State how many lines in these records contain the word "Resistance", and nothing else.

## Start LISTED ENTRIES

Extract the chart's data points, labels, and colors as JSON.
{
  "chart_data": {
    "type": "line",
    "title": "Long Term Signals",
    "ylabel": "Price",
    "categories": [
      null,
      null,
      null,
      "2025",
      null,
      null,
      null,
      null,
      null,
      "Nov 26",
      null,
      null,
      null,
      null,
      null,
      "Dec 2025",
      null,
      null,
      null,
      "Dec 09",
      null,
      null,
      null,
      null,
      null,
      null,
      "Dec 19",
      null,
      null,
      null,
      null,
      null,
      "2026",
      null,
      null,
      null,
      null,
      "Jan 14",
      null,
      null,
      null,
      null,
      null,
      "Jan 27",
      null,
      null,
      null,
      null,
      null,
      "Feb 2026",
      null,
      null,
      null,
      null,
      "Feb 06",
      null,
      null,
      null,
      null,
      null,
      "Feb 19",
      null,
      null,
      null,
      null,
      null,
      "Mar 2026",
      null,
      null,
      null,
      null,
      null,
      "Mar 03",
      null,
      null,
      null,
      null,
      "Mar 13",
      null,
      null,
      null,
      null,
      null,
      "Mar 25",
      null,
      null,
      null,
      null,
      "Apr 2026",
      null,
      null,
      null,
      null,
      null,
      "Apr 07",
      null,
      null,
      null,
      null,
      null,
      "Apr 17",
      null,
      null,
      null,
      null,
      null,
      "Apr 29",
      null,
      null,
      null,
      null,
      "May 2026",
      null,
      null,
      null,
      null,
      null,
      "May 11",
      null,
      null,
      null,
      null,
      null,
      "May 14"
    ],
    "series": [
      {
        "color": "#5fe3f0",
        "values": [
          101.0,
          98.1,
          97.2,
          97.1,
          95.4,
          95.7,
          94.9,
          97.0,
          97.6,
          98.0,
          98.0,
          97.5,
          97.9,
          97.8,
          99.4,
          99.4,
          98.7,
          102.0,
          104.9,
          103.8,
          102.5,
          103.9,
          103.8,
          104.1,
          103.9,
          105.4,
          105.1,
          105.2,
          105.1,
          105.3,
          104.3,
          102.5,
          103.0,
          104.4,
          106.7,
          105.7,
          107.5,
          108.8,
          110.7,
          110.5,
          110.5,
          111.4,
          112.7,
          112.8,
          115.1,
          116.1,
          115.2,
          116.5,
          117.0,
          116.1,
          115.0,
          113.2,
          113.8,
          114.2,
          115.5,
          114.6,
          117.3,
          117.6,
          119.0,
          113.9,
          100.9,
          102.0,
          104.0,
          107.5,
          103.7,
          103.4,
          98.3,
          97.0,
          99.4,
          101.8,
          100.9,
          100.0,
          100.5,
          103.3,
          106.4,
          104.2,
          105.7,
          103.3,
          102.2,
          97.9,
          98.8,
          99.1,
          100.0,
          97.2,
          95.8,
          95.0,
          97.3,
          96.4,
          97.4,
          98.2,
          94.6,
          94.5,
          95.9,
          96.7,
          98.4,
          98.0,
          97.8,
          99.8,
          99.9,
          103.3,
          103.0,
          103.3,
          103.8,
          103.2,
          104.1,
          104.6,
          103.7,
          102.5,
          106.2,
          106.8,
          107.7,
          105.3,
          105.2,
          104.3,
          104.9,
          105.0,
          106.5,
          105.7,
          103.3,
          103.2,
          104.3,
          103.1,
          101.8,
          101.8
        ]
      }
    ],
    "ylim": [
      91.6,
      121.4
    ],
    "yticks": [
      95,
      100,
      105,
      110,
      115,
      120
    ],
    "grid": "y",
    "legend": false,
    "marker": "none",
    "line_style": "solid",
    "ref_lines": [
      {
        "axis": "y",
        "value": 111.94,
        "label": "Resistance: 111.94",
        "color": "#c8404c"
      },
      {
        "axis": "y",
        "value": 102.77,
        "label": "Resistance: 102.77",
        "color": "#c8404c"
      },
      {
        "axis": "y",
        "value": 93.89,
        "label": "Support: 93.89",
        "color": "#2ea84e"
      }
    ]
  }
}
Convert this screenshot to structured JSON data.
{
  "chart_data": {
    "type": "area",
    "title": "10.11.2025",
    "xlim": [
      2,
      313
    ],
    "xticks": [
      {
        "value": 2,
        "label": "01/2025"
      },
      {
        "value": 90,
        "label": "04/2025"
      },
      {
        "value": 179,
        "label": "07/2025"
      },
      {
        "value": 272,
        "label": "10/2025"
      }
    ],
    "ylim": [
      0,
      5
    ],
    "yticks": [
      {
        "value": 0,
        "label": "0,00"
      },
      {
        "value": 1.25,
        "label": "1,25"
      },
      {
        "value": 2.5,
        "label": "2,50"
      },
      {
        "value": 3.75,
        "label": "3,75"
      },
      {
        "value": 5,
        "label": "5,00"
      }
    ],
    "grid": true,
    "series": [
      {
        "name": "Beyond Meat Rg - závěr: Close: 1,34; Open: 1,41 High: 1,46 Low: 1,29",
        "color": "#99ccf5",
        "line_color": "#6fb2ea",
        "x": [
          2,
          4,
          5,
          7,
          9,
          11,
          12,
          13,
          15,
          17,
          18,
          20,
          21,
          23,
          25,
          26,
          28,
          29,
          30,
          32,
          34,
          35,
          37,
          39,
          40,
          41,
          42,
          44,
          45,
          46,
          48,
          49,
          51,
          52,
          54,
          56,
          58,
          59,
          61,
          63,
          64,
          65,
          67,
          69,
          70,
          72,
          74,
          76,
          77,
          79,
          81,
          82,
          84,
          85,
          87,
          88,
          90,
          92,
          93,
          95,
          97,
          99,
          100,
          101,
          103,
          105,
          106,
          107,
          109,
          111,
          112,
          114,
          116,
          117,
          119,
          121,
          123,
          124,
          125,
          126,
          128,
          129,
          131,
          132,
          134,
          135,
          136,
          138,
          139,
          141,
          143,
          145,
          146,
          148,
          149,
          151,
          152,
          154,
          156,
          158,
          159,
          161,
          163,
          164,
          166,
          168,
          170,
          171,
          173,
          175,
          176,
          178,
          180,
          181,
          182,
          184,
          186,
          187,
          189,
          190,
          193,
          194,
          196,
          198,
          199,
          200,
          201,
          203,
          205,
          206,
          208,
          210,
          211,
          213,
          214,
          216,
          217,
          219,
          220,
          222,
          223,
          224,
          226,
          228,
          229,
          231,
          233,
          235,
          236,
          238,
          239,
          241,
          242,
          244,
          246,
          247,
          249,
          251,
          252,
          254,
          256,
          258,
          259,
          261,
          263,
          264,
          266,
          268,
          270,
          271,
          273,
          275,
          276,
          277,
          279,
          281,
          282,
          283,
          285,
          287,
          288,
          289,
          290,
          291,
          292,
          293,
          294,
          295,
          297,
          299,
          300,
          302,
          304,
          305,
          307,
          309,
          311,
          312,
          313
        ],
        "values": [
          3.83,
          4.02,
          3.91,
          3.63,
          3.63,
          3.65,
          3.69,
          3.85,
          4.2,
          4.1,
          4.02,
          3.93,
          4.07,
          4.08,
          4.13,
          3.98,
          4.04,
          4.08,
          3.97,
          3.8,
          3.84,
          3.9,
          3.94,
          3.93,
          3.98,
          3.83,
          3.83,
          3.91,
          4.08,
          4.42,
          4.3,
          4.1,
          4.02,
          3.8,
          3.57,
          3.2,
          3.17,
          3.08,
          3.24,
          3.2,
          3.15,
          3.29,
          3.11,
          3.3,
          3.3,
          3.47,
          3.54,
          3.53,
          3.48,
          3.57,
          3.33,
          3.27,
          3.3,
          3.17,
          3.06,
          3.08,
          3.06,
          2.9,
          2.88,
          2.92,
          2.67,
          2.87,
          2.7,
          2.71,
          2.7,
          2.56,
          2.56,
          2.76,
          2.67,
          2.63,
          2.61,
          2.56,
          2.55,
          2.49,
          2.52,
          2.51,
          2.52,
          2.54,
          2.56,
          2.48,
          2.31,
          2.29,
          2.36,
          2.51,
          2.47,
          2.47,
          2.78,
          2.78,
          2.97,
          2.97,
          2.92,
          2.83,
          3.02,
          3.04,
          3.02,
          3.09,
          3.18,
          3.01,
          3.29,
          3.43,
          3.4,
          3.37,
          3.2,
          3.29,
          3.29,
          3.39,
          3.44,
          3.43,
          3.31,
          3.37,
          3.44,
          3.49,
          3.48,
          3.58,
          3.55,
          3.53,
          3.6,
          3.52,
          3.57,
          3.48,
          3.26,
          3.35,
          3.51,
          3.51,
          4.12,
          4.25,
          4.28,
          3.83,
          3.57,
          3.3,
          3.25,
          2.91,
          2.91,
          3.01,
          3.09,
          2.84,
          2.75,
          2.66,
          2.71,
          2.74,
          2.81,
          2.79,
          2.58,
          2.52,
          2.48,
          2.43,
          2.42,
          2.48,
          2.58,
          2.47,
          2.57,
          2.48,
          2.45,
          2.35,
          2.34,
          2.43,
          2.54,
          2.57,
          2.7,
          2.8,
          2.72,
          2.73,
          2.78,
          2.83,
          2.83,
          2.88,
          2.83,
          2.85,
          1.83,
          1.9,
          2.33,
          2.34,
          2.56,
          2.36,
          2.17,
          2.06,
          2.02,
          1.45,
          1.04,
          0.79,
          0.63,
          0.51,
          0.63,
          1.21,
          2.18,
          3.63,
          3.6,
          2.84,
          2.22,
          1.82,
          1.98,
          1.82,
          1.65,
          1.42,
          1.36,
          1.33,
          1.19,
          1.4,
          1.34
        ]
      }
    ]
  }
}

## End LISTED ENTRIES

# WRITTEN RESPONSE:
2